Print every entry word for word, but omit the pictures.

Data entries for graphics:
::::::
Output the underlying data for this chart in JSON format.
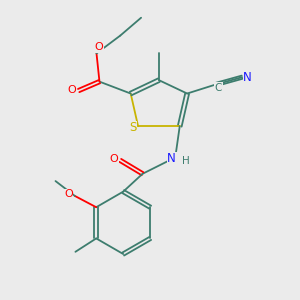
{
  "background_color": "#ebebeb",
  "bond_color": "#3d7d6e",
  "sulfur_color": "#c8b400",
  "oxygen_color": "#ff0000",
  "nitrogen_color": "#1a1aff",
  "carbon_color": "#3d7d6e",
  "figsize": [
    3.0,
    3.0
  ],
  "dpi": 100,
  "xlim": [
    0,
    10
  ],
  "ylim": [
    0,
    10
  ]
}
::::::
Answer to this problem:
Output the underlying data for this chart in JSON format.
{
  "background_color": "#ebebeb",
  "bond_color": "#3d7d6e",
  "sulfur_color": "#c8b400",
  "oxygen_color": "#ff0000",
  "nitrogen_color": "#1a1aff",
  "carbon_color": "#3d7d6e",
  "figsize": [
    3.0,
    3.0
  ],
  "dpi": 100,
  "xlim": [
    0,
    10
  ],
  "ylim": [
    0,
    10
  ]
}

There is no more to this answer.